(Goal) An exact copy of all the data is required, with pictures left out.

(Input for this task)
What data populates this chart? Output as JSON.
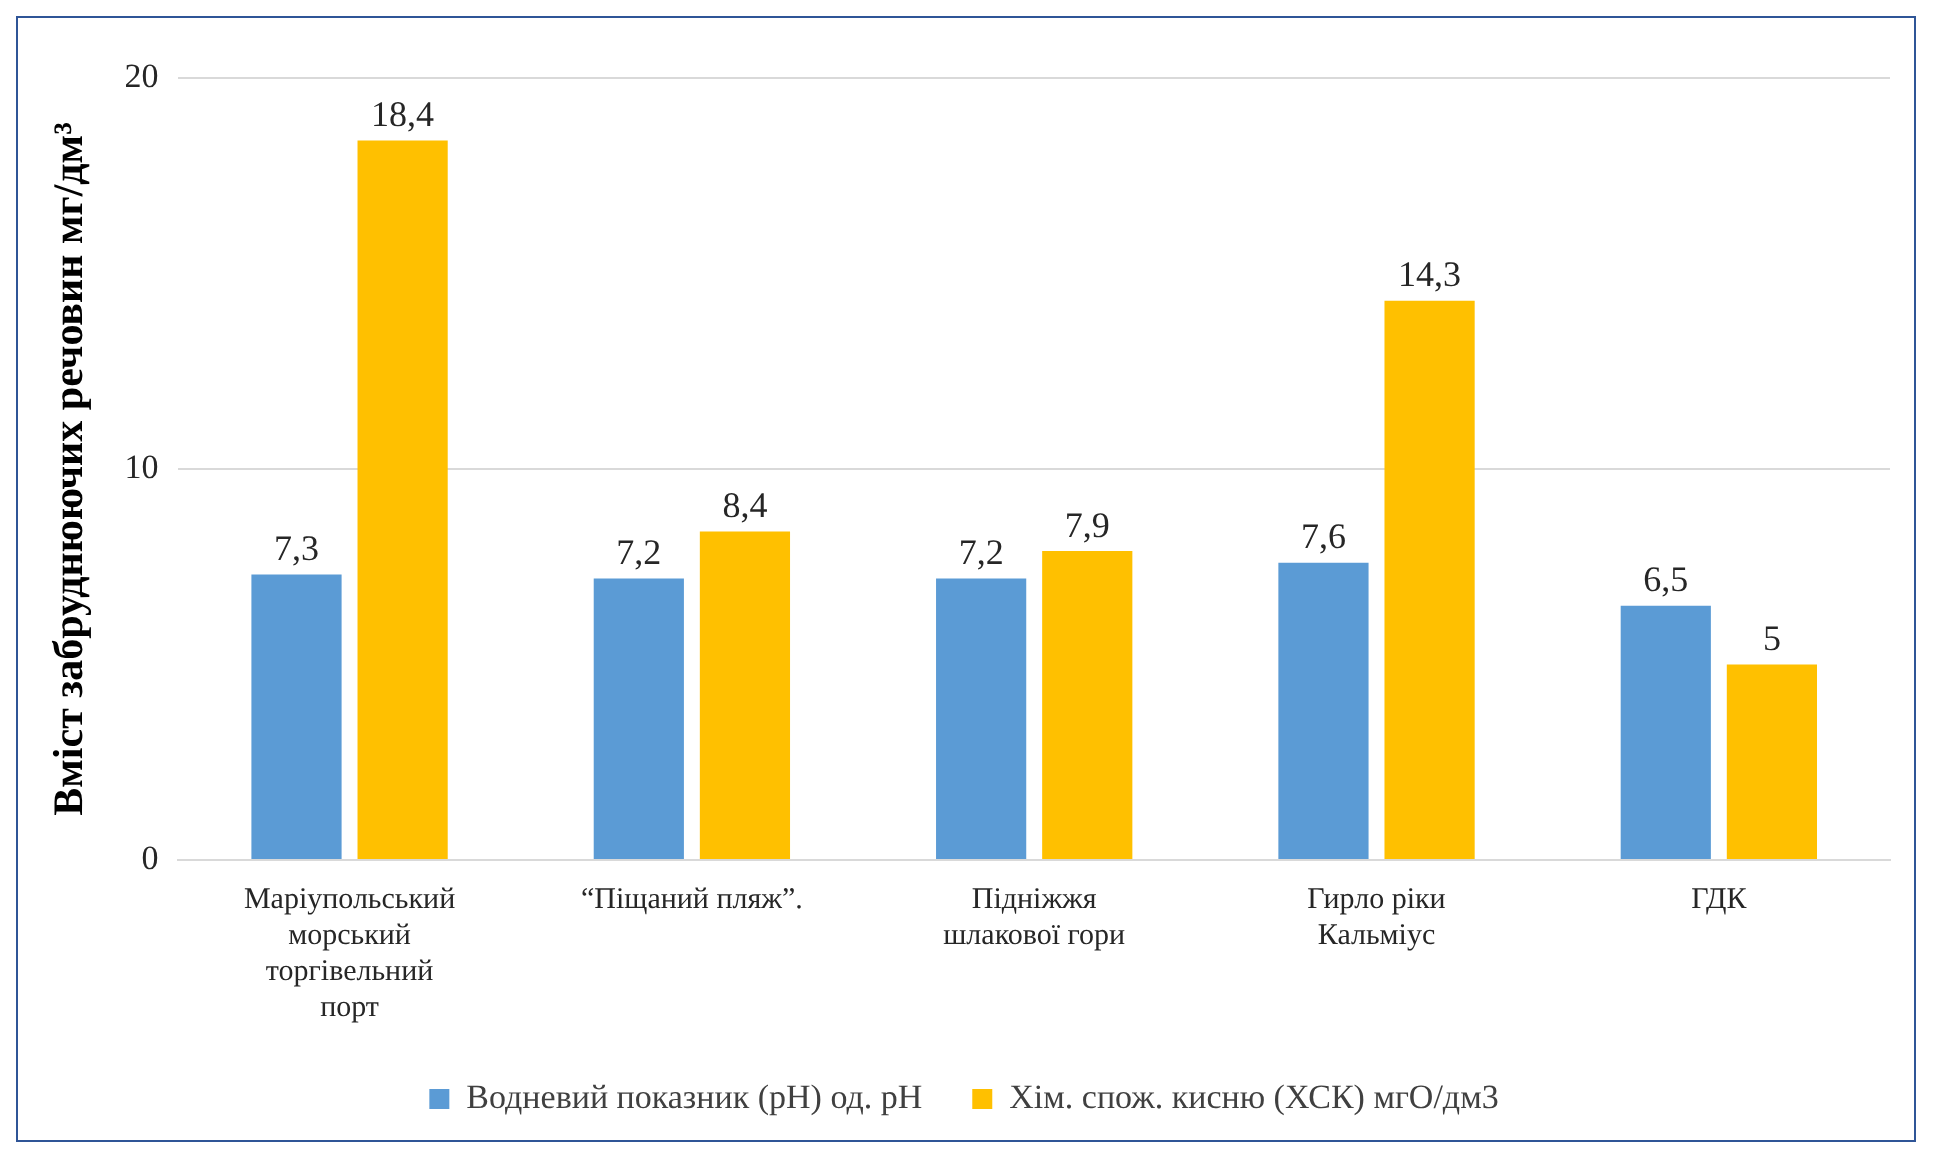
{
  "chart_data": {
    "type": "bar",
    "ylabel": "Вміст забруднюючих речовин мг/дм³",
    "categories": [
      "Маріупольський морський торгівельний порт",
      "“Піщаний пляж”.",
      "Підніжжя шлакової гори",
      "Гирло ріки Кальміус",
      "ГДК"
    ],
    "series": [
      {
        "name": "Водневий показник (pH) од. pH",
        "color": "#5b9bd5",
        "values": [
          7.3,
          7.2,
          7.2,
          7.6,
          6.5
        ],
        "value_labels": [
          "7,3",
          "7,2",
          "7,2",
          "7,6",
          "6,5"
        ]
      },
      {
        "name": "Хім. спож. кисню (ХСК) мгО/дм3",
        "color": "#ffc000",
        "values": [
          18.4,
          8.4,
          7.9,
          14.3,
          5
        ],
        "value_labels": [
          "18,4",
          "8,4",
          "7,9",
          "14,3",
          "5"
        ]
      }
    ],
    "ylim": [
      0,
      20
    ],
    "yticks": [
      0,
      10,
      20
    ],
    "grid": "y",
    "legend": "bottom"
  }
}
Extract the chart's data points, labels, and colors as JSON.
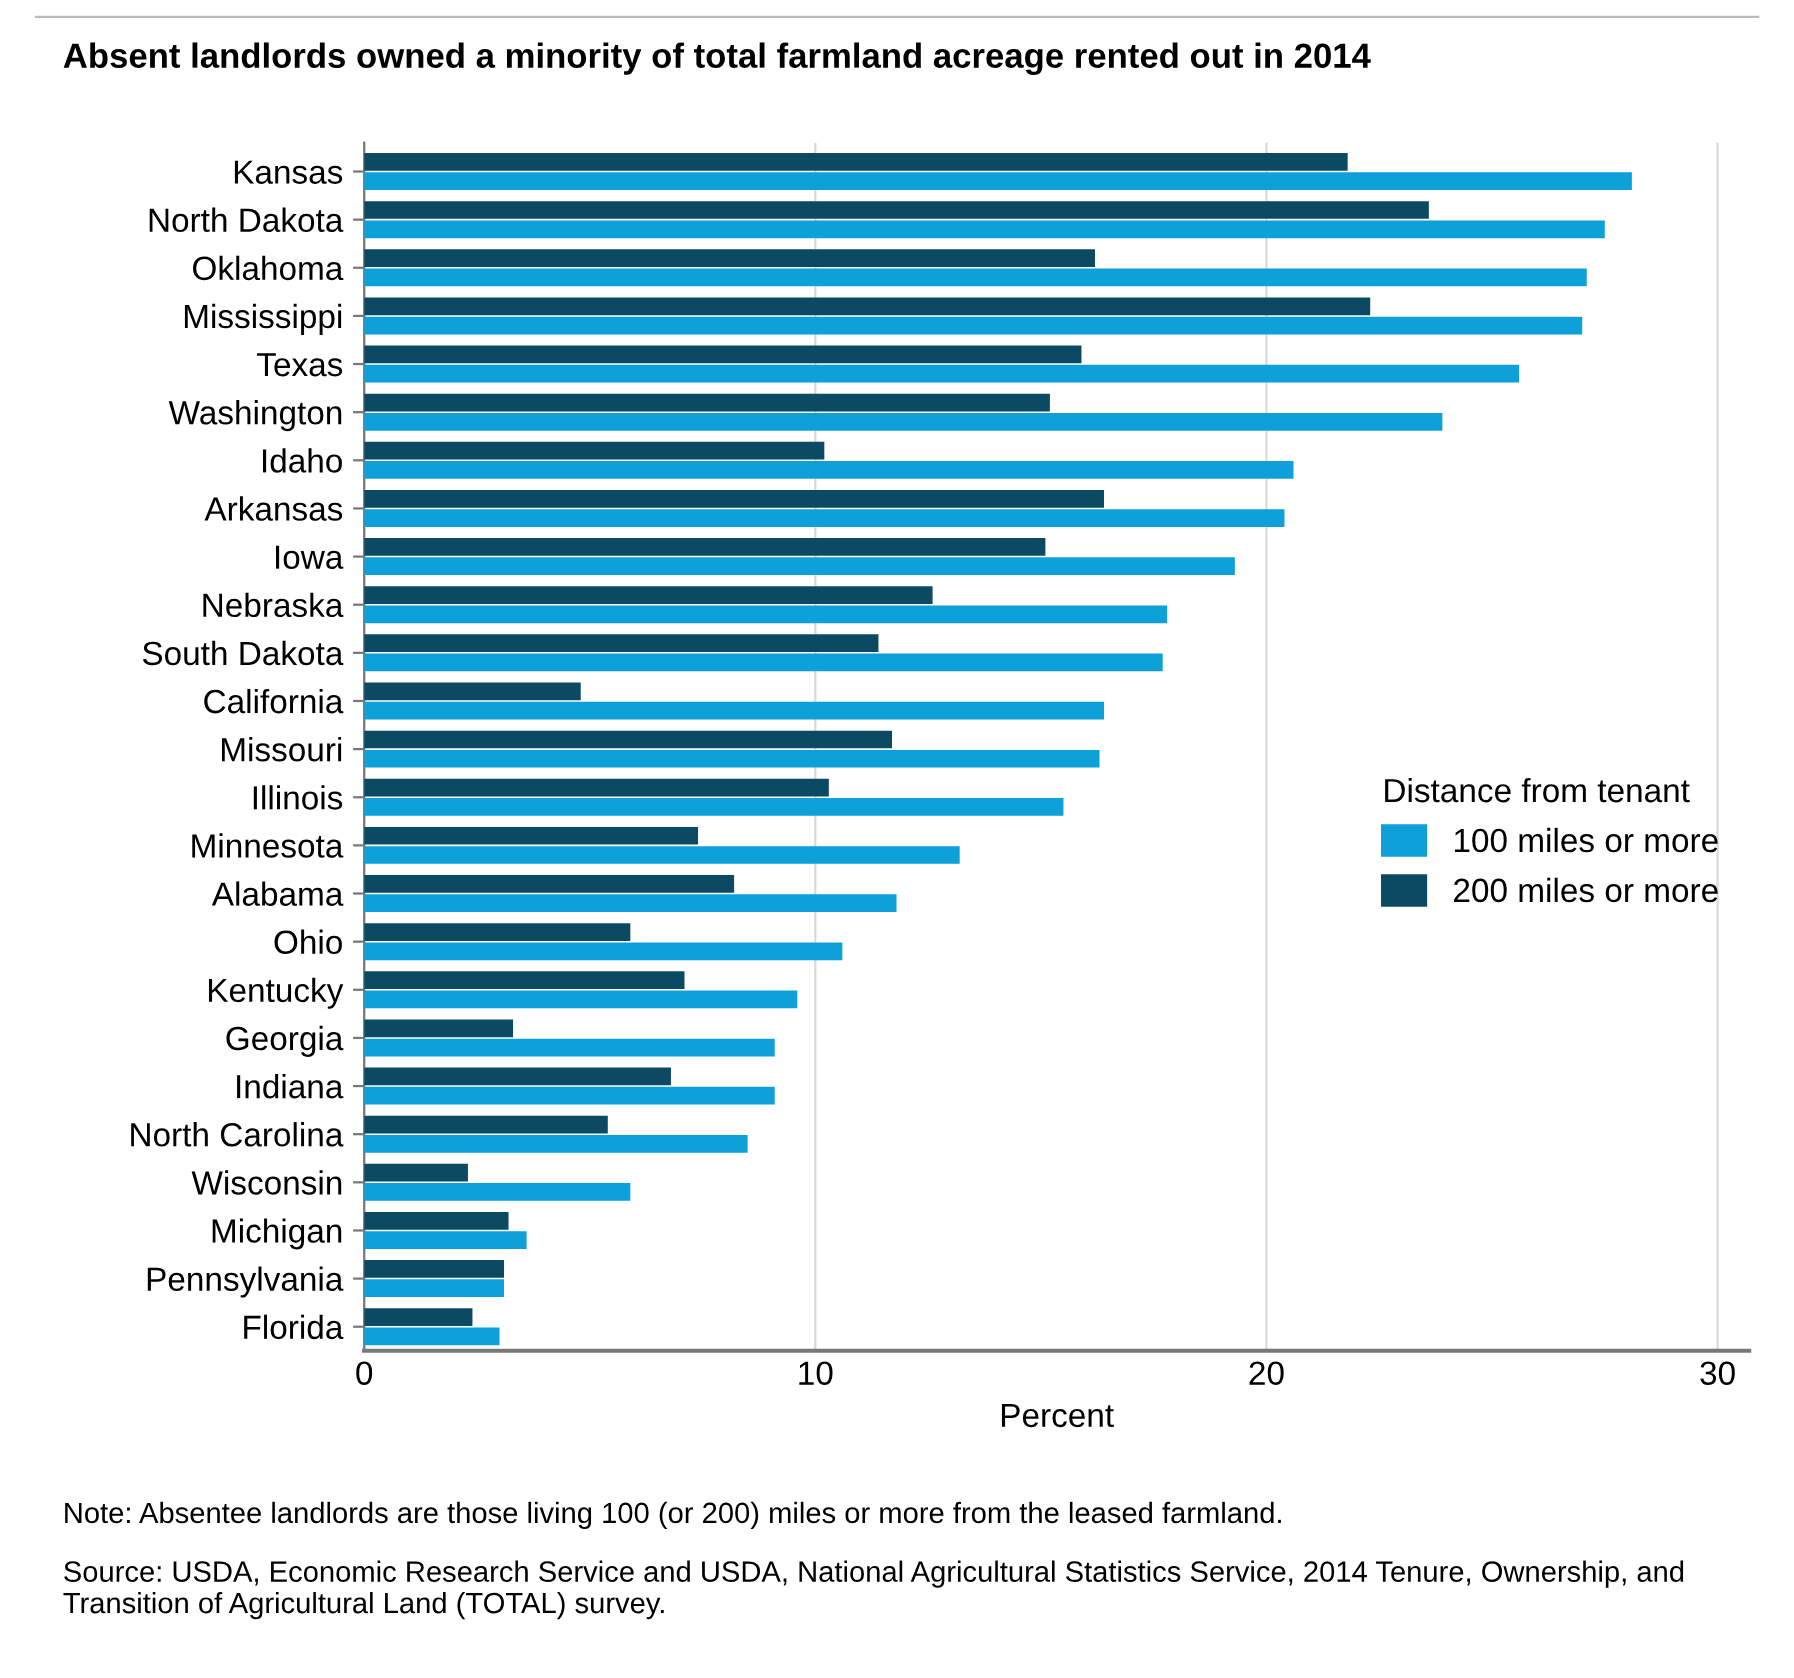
{
  "chart_data": {
    "type": "bar",
    "orientation": "horizontal",
    "title": "Absent landlords owned a minority of total farmland acreage rented out in 2014",
    "xlabel": "Percent",
    "legend_title": "Distance from tenant",
    "legend": "right",
    "grid": "x",
    "categories": [
      "Kansas",
      "North Dakota",
      "Oklahoma",
      "Mississippi",
      "Texas",
      "Washington",
      "Idaho",
      "Arkansas",
      "Iowa",
      "Nebraska",
      "South Dakota",
      "California",
      "Missouri",
      "Illinois",
      "Minnesota",
      "Alabama",
      "Ohio",
      "Kentucky",
      "Georgia",
      "Indiana",
      "North Carolina",
      "Wisconsin",
      "Michigan",
      "Pennsylvania",
      "Florida"
    ],
    "series": [
      {
        "name": "100 miles or more",
        "color": "#0ea0d8",
        "values": [
          28.1,
          27.5,
          27.1,
          27.0,
          25.6,
          23.9,
          20.6,
          20.4,
          19.3,
          17.8,
          17.7,
          16.4,
          16.3,
          15.5,
          13.2,
          11.8,
          10.6,
          9.6,
          9.1,
          9.1,
          8.5,
          5.9,
          3.6,
          3.1,
          3.0
        ]
      },
      {
        "name": "200 miles or more",
        "color": "#0c4a63",
        "values": [
          21.8,
          23.6,
          16.2,
          22.3,
          15.9,
          15.2,
          10.2,
          16.4,
          15.1,
          12.6,
          11.4,
          4.8,
          11.7,
          10.3,
          7.4,
          8.2,
          5.9,
          7.1,
          3.3,
          6.8,
          5.4,
          2.3,
          3.2,
          3.1,
          2.4
        ]
      }
    ],
    "xlim": [
      0,
      30.7
    ],
    "xticks": [
      0,
      10,
      20,
      30
    ],
    "annotations": [
      "Note: Absentee landlords are those living 100 (or 200) miles or more from the leased farmland.",
      "Source: USDA, Economic Research Service and USDA, National Agricultural Statistics Service, 2014 Tenure, Ownership, and Transition of Agricultural Land (TOTAL) survey."
    ]
  }
}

(Result of this exercise)
What data populates this chart? Output as JSON.
{
  "chart_data": {
    "type": "bar",
    "ylabel": "Вміст забруднюючих речовин мг/дм³",
    "categories": [
      "Маріупольський морський торгівельний порт",
      "“Піщаний пляж”.",
      "Підніжжя шлакової гори",
      "Гирло ріки Кальміус",
      "ГДК"
    ],
    "series": [
      {
        "name": "Водневий показник (pH) од. pH",
        "color": "#5b9bd5",
        "values": [
          7.3,
          7.2,
          7.2,
          7.6,
          6.5
        ],
        "value_labels": [
          "7,3",
          "7,2",
          "7,2",
          "7,6",
          "6,5"
        ]
      },
      {
        "name": "Хім. спож. кисню (ХСК) мгО/дм3",
        "color": "#ffc000",
        "values": [
          18.4,
          8.4,
          7.9,
          14.3,
          5
        ],
        "value_labels": [
          "18,4",
          "8,4",
          "7,9",
          "14,3",
          "5"
        ]
      }
    ],
    "ylim": [
      0,
      20
    ],
    "yticks": [
      0,
      10,
      20
    ],
    "grid": "y",
    "legend": "bottom"
  }
}
Extract the chart's data points, labels, and colors as JSON.
{
  "chart_data": {
    "type": "bar",
    "orientation": "horizontal",
    "title": "Absent landlords owned a minority of total farmland acreage rented out in 2014",
    "xlabel": "Percent",
    "legend_title": "Distance from tenant",
    "legend": "right",
    "grid": "x",
    "categories": [
      "Kansas",
      "North Dakota",
      "Oklahoma",
      "Mississippi",
      "Texas",
      "Washington",
      "Idaho",
      "Arkansas",
      "Iowa",
      "Nebraska",
      "South Dakota",
      "California",
      "Missouri",
      "Illinois",
      "Minnesota",
      "Alabama",
      "Ohio",
      "Kentucky",
      "Georgia",
      "Indiana",
      "North Carolina",
      "Wisconsin",
      "Michigan",
      "Pennsylvania",
      "Florida"
    ],
    "series": [
      {
        "name": "100 miles or more",
        "color": "#0ea0d8",
        "values": [
          28.1,
          27.5,
          27.1,
          27.0,
          25.6,
          23.9,
          20.6,
          20.4,
          19.3,
          17.8,
          17.7,
          16.4,
          16.3,
          15.5,
          13.2,
          11.8,
          10.6,
          9.6,
          9.1,
          9.1,
          8.5,
          5.9,
          3.6,
          3.1,
          3.0
        ]
      },
      {
        "name": "200 miles or more",
        "color": "#0c4a63",
        "values": [
          21.8,
          23.6,
          16.2,
          22.3,
          15.9,
          15.2,
          10.2,
          16.4,
          15.1,
          12.6,
          11.4,
          4.8,
          11.7,
          10.3,
          7.4,
          8.2,
          5.9,
          7.1,
          3.3,
          6.8,
          5.4,
          2.3,
          3.2,
          3.1,
          2.4
        ]
      }
    ],
    "xlim": [
      0,
      30.7
    ],
    "xticks": [
      0,
      10,
      20,
      30
    ],
    "annotations": [
      "Note: Absentee landlords are those living 100 (or 200) miles or more from the leased farmland.",
      "Source: USDA, Economic Research Service and USDA, National Agricultural Statistics Service, 2014 Tenure, Ownership, and Transition of Agricultural Land (TOTAL) survey."
    ]
  }
}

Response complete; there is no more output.